--- START Data listing ---

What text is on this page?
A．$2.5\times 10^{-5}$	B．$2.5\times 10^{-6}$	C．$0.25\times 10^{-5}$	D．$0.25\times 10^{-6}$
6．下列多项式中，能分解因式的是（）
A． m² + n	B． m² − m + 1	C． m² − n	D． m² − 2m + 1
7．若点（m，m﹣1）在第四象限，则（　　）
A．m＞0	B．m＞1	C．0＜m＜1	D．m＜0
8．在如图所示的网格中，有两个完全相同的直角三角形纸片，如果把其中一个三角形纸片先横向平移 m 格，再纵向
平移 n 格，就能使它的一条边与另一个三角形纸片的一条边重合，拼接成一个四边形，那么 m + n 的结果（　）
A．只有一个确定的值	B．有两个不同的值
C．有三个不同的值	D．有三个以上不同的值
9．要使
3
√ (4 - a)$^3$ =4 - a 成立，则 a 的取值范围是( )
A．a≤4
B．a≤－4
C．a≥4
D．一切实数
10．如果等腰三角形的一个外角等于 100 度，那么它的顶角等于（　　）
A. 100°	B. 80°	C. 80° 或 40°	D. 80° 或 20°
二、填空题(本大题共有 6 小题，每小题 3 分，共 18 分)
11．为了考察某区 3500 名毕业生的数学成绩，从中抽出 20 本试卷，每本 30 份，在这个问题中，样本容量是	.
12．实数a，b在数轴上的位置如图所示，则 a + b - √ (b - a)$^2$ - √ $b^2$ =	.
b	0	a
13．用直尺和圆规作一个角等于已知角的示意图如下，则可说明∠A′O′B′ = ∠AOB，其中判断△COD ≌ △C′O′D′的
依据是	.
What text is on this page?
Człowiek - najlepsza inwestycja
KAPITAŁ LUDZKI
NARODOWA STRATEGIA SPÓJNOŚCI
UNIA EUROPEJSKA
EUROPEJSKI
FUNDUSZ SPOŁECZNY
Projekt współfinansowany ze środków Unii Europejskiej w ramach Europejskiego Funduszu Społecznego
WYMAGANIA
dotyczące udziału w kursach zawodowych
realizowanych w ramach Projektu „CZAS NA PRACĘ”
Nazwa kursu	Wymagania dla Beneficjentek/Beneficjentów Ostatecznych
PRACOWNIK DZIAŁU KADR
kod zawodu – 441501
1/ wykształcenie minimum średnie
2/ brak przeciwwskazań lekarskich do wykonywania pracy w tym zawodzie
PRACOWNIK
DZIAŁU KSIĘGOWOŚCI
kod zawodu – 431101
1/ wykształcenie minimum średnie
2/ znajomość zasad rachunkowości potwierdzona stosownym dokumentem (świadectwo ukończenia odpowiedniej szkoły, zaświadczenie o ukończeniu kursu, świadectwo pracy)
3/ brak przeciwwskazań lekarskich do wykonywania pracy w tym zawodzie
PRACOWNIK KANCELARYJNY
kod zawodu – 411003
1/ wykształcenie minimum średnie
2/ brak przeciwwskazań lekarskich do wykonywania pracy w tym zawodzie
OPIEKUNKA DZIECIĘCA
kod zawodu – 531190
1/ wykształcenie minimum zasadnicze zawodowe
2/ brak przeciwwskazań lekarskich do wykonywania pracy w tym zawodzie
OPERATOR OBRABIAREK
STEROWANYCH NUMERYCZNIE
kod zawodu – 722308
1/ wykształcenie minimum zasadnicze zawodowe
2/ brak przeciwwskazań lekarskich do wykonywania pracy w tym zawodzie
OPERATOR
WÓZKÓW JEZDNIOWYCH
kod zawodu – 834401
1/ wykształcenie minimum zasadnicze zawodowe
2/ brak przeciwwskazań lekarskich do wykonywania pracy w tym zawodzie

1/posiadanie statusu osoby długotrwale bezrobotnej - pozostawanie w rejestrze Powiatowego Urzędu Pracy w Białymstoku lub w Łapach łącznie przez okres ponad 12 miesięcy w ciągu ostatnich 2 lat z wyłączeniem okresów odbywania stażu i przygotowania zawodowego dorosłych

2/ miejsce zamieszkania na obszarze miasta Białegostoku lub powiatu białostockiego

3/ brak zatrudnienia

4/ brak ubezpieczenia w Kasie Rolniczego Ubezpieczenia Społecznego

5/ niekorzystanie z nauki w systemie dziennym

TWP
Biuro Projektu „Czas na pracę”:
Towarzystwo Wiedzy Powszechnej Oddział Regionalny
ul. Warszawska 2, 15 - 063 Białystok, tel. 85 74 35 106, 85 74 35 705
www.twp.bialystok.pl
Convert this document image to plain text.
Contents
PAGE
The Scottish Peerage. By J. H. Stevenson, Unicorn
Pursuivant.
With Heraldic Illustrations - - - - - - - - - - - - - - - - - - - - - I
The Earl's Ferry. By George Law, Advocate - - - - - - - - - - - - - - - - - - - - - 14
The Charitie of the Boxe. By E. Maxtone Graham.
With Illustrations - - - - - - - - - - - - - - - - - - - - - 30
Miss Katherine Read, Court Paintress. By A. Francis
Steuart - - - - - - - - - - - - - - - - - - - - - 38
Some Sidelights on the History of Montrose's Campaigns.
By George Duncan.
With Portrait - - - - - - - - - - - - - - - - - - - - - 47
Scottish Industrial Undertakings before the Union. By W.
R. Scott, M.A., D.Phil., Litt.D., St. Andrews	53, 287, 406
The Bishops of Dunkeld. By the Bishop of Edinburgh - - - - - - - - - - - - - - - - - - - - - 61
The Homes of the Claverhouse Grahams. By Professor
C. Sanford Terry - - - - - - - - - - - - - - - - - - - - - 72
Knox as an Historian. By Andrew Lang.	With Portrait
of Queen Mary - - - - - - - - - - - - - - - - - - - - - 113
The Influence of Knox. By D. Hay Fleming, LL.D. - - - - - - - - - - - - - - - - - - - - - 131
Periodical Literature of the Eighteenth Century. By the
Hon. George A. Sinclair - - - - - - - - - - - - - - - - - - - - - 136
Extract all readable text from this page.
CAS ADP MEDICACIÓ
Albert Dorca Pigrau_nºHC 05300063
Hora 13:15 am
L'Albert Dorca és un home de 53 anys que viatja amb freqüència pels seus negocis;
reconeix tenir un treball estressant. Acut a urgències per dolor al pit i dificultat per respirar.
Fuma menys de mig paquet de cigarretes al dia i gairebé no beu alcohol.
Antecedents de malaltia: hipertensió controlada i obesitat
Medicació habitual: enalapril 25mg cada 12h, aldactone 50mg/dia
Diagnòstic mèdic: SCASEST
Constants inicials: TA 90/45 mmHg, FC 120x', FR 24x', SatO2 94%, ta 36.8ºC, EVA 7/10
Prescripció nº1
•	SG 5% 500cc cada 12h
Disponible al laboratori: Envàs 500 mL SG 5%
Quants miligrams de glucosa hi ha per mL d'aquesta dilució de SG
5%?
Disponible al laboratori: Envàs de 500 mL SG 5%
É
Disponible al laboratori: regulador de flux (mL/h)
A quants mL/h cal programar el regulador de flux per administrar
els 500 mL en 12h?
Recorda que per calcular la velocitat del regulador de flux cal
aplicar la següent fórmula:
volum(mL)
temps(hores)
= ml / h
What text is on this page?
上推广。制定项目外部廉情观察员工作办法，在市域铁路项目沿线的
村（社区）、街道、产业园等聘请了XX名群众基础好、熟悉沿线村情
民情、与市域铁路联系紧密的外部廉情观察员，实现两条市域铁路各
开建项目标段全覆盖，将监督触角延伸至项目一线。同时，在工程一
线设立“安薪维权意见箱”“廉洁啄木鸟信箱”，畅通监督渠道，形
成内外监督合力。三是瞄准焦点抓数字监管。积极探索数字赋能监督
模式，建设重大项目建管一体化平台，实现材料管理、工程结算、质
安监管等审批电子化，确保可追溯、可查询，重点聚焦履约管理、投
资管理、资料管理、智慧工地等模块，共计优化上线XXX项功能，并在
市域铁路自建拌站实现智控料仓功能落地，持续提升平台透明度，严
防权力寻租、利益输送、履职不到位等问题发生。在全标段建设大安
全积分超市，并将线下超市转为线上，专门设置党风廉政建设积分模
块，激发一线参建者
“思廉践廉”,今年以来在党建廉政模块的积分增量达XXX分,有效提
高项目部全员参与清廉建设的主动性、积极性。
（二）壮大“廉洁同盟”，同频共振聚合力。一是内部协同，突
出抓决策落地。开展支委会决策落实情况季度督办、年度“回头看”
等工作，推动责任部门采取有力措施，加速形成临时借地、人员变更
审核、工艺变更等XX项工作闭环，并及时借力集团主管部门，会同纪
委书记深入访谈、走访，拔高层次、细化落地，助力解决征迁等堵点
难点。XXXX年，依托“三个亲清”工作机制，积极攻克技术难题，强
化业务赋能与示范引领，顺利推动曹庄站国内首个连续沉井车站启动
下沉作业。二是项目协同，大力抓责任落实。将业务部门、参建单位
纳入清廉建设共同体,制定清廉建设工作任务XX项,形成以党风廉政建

--- END Data listing ---

Task goal: Filter the entries down to the lines containing "PRACOWNIK". Copy each of those lines.

Answer to the task:
PRACOWNIK DZIAŁU KADR
PRACOWNIK
PRACOWNIK KANCELARYJNY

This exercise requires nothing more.